Instruction: Report how many lines contain "text". The answer is a single number.

Entries supplied:
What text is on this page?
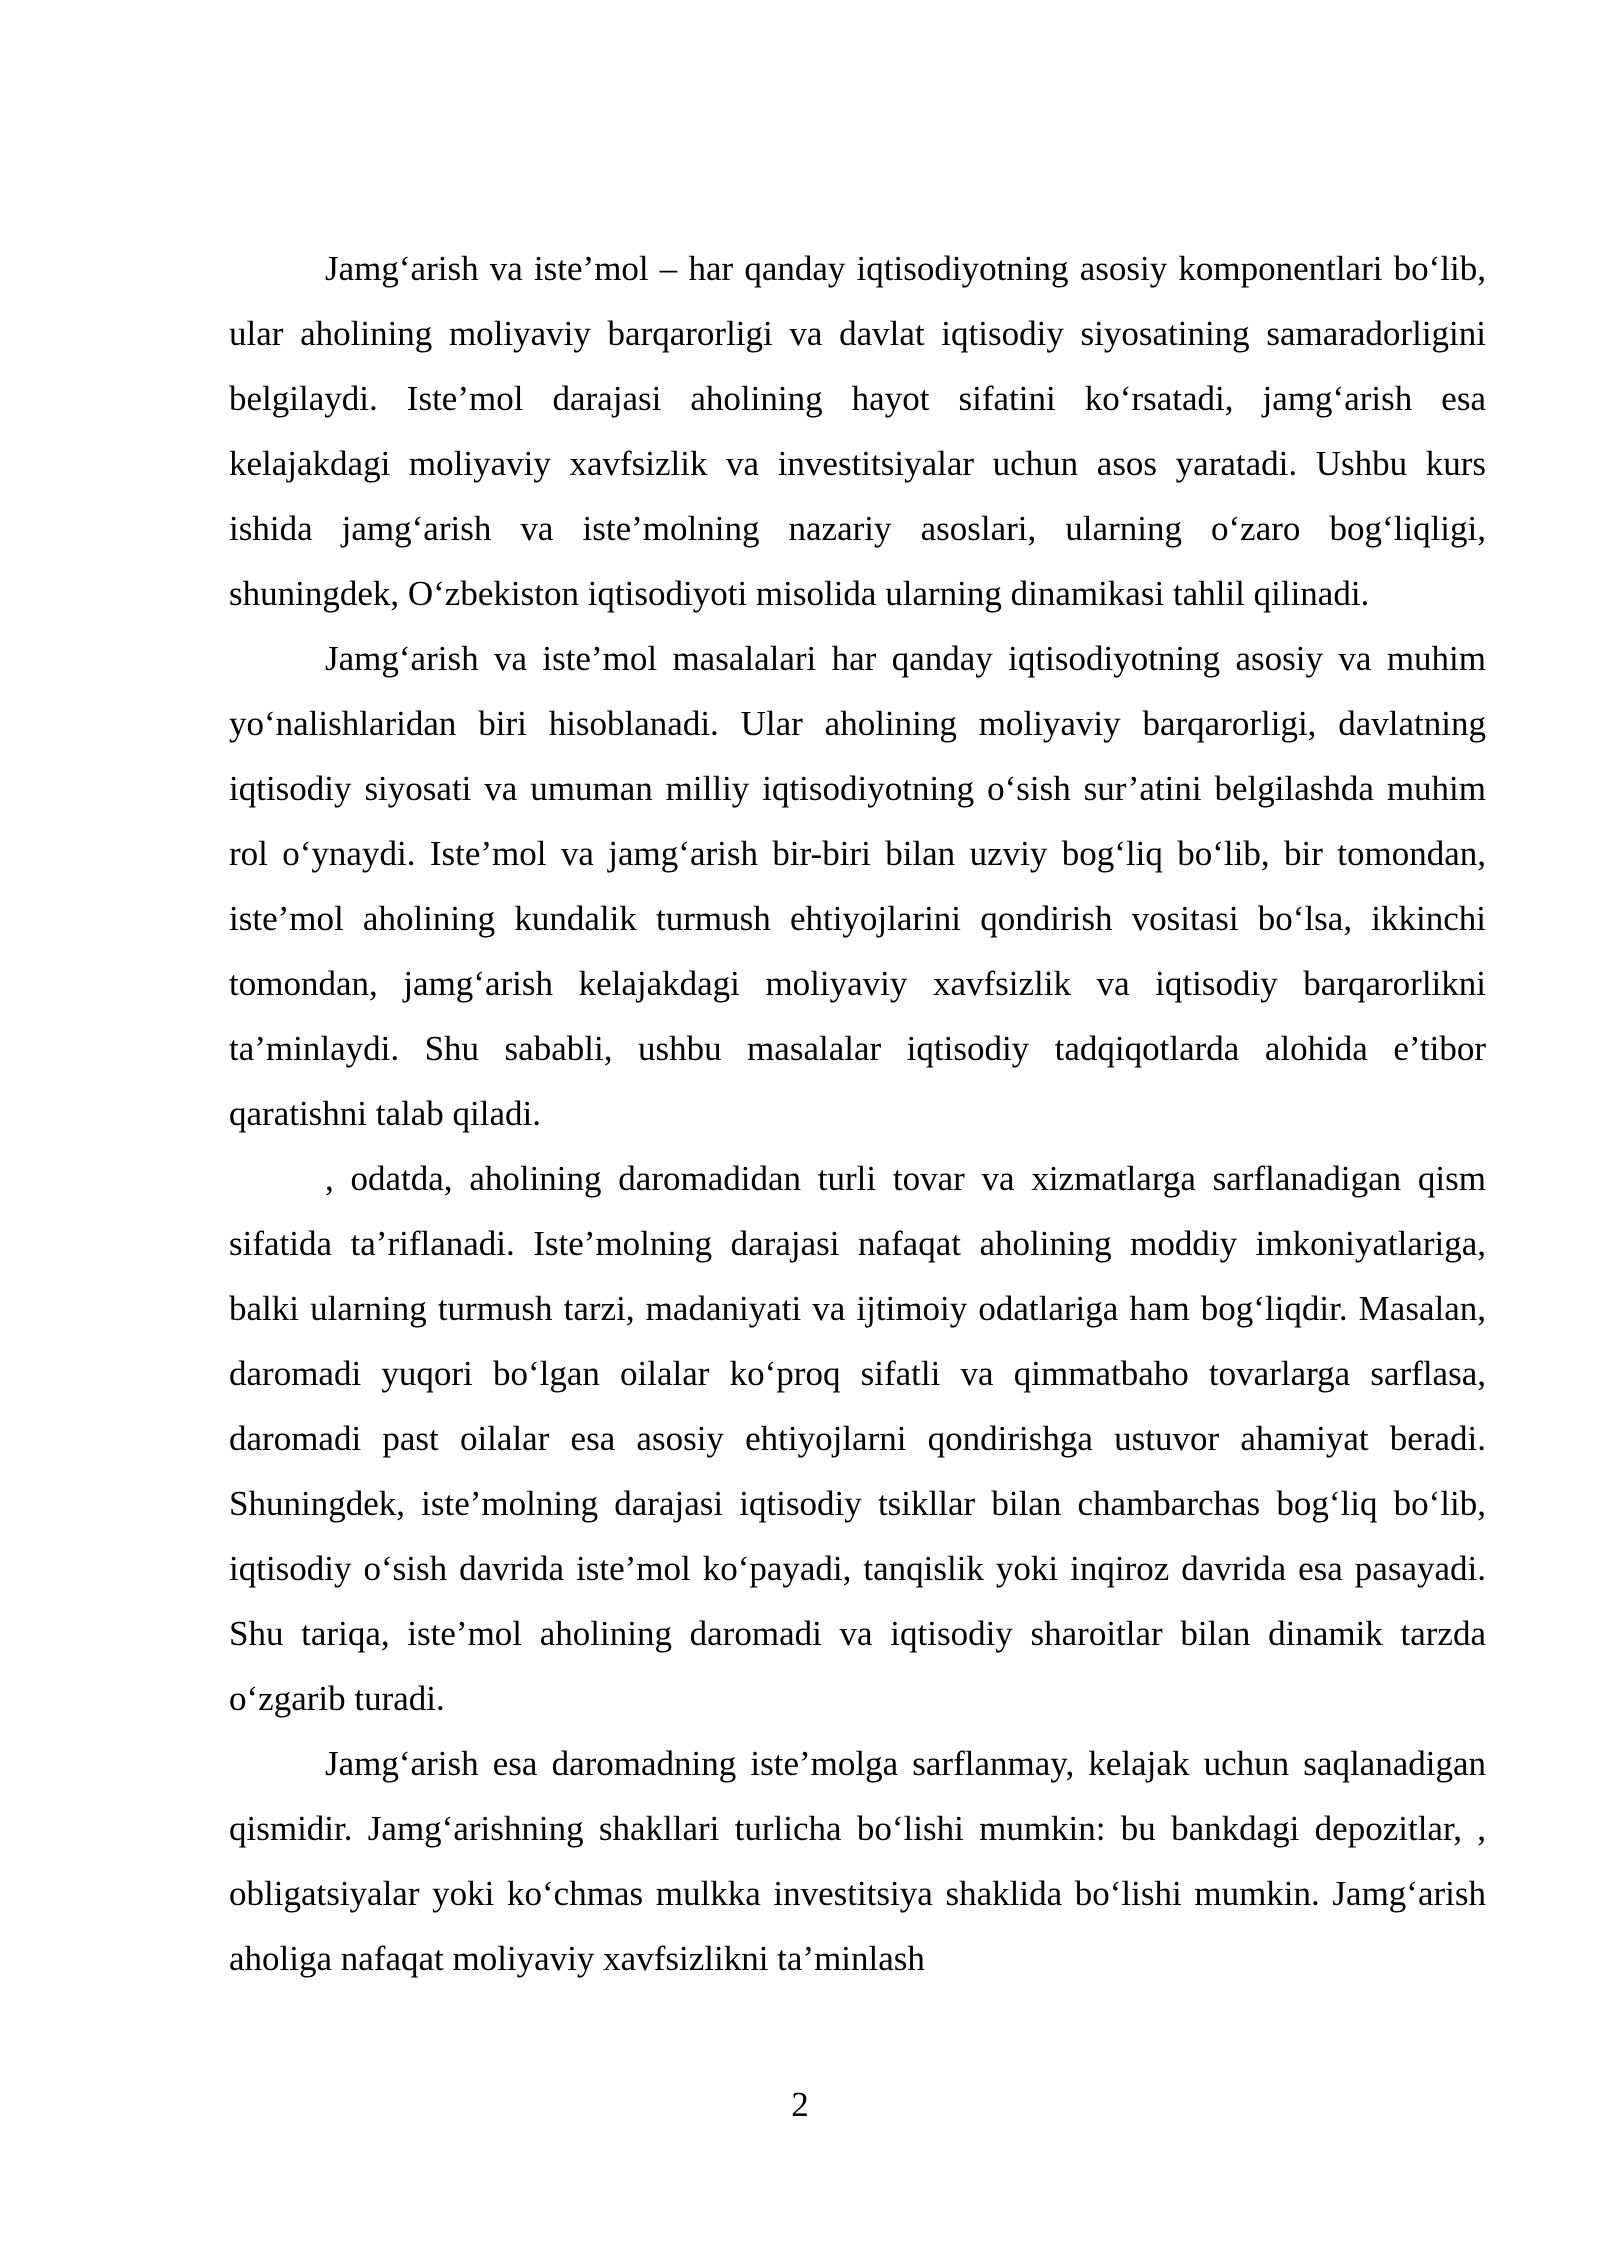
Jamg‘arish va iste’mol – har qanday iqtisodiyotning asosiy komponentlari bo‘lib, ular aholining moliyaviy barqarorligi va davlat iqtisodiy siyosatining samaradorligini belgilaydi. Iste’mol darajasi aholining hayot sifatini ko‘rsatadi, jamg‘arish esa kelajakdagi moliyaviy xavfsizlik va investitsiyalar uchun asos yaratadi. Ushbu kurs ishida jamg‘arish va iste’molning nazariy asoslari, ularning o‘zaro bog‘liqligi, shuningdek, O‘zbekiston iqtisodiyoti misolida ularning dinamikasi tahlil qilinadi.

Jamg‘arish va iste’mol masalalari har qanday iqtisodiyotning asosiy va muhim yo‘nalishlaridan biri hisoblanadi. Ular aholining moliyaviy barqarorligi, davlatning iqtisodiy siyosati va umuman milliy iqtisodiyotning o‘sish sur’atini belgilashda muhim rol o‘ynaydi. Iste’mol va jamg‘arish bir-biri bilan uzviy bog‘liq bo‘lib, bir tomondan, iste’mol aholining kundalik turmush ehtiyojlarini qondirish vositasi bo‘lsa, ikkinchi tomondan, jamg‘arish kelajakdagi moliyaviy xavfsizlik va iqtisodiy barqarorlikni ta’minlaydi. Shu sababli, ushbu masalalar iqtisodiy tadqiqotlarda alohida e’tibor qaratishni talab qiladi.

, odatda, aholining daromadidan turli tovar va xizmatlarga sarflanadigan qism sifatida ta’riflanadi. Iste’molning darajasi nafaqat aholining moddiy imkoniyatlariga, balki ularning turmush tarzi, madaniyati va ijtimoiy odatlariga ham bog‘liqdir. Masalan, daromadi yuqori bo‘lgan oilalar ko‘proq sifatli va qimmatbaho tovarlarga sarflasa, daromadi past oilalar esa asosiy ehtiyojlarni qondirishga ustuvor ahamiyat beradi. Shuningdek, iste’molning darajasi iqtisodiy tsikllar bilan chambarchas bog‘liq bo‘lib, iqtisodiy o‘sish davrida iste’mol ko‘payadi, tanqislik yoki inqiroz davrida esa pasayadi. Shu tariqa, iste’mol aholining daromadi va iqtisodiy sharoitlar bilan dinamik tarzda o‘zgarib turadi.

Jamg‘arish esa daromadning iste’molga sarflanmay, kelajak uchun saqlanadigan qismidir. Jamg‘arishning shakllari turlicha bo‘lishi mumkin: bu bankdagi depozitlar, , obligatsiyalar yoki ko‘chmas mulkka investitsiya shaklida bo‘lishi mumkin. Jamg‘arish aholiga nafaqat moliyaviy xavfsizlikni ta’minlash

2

--

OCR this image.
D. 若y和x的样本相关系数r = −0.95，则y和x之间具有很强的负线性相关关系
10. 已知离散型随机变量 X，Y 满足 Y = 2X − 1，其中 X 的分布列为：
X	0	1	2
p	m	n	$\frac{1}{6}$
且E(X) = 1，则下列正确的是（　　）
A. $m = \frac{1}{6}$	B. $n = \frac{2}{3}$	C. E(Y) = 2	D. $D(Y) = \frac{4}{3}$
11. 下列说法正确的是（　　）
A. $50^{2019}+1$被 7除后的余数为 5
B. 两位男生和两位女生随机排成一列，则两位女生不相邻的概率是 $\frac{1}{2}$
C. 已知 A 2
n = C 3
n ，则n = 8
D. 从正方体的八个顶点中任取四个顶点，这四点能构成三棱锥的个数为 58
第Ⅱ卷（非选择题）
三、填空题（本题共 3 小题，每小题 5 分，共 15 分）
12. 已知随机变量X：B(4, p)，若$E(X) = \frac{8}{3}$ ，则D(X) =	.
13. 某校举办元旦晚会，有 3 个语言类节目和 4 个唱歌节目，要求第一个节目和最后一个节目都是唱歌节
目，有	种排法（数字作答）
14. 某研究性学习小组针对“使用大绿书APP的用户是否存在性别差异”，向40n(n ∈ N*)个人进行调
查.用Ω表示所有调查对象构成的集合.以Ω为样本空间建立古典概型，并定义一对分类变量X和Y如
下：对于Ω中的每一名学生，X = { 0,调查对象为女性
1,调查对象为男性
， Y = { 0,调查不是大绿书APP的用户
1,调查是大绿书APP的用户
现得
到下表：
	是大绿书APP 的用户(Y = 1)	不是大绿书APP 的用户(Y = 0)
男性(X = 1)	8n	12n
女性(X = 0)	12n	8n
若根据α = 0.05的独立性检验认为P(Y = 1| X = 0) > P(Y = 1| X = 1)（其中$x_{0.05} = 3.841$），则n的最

* * *

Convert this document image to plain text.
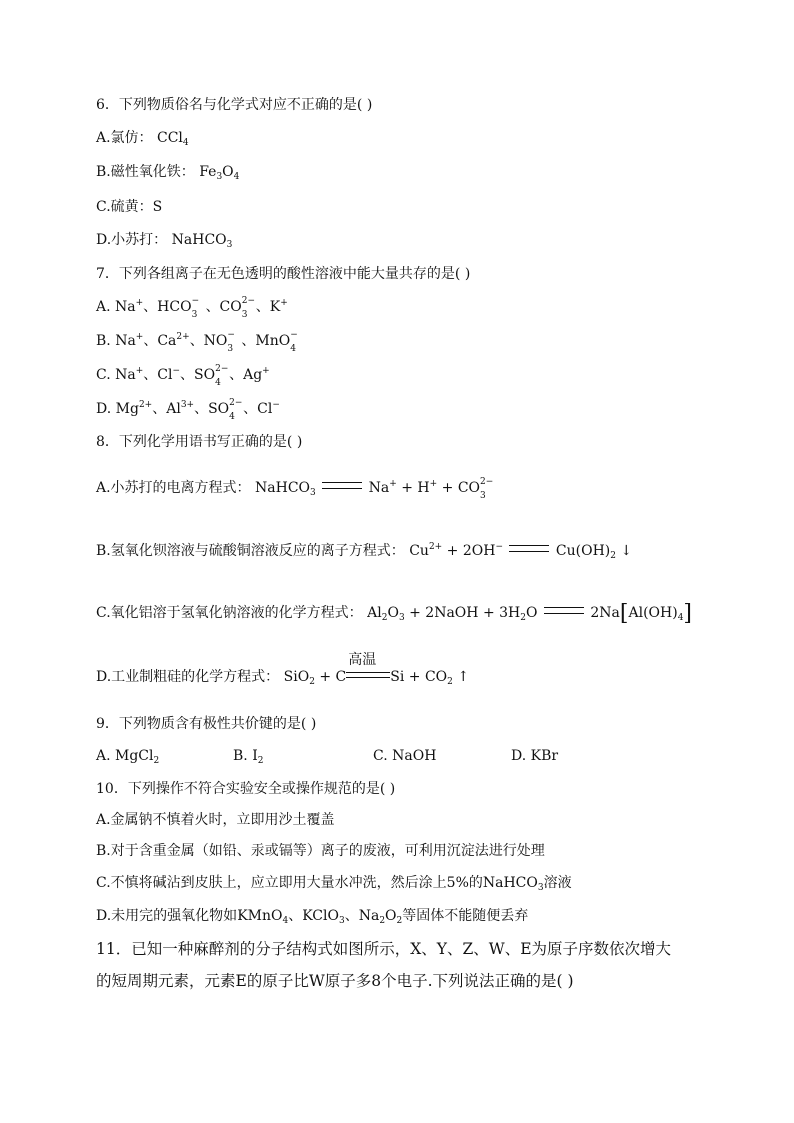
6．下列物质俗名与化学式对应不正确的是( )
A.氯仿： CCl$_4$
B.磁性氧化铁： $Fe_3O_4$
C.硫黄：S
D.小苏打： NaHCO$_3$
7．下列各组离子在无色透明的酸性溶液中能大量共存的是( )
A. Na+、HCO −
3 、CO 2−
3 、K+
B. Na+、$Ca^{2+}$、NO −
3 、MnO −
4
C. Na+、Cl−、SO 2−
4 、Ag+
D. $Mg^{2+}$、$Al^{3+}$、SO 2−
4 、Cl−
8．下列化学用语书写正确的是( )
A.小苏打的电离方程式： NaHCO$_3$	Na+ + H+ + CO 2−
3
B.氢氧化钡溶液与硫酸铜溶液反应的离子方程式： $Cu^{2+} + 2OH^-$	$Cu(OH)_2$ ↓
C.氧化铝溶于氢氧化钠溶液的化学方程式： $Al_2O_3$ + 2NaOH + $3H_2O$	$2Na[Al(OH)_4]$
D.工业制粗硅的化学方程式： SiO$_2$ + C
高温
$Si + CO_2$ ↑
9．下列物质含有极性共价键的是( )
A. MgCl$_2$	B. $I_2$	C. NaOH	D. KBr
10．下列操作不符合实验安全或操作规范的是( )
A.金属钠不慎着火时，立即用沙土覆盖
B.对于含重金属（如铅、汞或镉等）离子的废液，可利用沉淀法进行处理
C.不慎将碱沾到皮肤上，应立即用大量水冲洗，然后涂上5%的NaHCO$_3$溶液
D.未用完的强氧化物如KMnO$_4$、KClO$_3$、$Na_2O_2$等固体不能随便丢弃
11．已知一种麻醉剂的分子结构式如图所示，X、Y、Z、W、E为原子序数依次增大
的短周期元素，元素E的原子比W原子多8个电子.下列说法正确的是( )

Response: 2